■ **YOUR TASK**
Locate each line below that includes "Ecclesiæ" and reproduce it.

(Data excerpts)
◇ ◇ ◇ ◇

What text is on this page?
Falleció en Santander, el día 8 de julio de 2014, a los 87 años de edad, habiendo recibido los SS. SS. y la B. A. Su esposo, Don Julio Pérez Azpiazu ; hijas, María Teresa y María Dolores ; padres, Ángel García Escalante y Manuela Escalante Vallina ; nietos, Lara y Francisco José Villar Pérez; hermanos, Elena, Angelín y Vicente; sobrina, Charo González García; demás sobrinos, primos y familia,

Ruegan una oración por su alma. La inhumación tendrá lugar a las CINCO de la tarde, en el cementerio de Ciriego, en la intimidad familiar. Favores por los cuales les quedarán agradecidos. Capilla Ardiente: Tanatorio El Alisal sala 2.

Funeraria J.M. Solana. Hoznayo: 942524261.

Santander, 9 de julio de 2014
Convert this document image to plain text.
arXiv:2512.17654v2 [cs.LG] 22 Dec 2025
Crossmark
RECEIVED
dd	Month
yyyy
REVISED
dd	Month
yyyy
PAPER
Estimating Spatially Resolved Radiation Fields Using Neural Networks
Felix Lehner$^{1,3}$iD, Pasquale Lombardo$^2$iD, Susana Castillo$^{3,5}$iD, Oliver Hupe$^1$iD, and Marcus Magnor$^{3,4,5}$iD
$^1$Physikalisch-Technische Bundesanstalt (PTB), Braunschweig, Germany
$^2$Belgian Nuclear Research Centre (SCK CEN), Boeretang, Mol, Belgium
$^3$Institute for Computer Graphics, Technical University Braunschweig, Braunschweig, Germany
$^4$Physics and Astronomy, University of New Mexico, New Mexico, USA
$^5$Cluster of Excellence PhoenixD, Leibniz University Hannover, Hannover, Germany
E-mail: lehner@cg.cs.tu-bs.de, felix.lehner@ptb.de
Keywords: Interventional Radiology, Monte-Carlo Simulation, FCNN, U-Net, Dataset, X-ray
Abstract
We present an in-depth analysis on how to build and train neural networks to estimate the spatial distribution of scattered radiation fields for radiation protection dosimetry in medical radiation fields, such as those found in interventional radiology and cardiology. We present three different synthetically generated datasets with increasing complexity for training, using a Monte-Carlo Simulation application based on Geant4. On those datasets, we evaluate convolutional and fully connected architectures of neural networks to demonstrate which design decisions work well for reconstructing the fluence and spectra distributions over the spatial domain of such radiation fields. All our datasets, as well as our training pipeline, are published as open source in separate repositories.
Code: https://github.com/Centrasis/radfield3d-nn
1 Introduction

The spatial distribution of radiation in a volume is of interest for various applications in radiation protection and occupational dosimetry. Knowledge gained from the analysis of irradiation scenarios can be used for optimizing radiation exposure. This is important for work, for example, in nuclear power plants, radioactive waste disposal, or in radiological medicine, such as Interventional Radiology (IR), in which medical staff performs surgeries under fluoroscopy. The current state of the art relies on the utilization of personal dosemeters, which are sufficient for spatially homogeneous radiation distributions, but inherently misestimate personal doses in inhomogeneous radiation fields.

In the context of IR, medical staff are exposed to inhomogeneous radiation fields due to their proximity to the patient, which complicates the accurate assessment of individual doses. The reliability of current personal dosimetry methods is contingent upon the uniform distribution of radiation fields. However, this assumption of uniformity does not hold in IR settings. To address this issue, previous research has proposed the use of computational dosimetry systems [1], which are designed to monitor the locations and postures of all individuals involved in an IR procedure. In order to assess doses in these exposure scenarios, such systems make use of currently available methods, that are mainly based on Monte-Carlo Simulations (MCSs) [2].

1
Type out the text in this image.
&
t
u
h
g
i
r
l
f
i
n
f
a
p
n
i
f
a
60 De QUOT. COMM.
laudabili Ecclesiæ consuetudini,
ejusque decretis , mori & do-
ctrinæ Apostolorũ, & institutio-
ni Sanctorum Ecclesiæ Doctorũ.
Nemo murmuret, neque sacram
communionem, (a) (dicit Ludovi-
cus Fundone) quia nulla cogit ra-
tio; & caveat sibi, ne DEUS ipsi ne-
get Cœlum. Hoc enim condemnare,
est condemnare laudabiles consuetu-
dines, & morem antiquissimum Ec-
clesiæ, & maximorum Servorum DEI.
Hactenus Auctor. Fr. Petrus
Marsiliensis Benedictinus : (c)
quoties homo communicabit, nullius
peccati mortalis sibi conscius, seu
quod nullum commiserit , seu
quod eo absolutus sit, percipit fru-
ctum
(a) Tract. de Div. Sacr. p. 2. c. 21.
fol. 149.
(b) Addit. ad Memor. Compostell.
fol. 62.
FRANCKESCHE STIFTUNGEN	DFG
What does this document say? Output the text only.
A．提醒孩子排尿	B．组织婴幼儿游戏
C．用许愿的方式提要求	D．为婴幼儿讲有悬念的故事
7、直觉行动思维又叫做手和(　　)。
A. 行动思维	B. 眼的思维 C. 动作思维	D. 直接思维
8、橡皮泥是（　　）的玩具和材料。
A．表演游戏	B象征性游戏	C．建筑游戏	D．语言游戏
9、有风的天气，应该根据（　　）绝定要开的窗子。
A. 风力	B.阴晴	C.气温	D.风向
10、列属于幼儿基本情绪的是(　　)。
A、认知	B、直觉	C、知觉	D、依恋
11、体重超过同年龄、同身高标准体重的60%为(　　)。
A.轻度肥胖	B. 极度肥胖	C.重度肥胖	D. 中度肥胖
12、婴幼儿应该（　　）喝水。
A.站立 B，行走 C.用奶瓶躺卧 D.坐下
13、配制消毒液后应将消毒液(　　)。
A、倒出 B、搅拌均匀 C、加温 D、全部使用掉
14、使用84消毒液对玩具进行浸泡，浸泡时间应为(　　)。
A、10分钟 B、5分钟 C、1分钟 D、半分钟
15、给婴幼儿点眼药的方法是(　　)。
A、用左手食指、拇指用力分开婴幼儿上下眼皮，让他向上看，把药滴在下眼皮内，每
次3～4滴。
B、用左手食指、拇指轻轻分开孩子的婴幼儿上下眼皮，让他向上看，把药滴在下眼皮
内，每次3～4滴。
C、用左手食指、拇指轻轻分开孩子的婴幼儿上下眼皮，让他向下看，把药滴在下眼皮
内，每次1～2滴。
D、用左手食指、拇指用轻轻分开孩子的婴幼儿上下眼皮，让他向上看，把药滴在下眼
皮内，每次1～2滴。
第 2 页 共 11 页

◇ ◇ ◇ ◇

■ **WRITTEN RESPONSE**
laudabili Ecclesiæ consuetudini,
ni Sanctorum Ecclesiæ Doctorũ.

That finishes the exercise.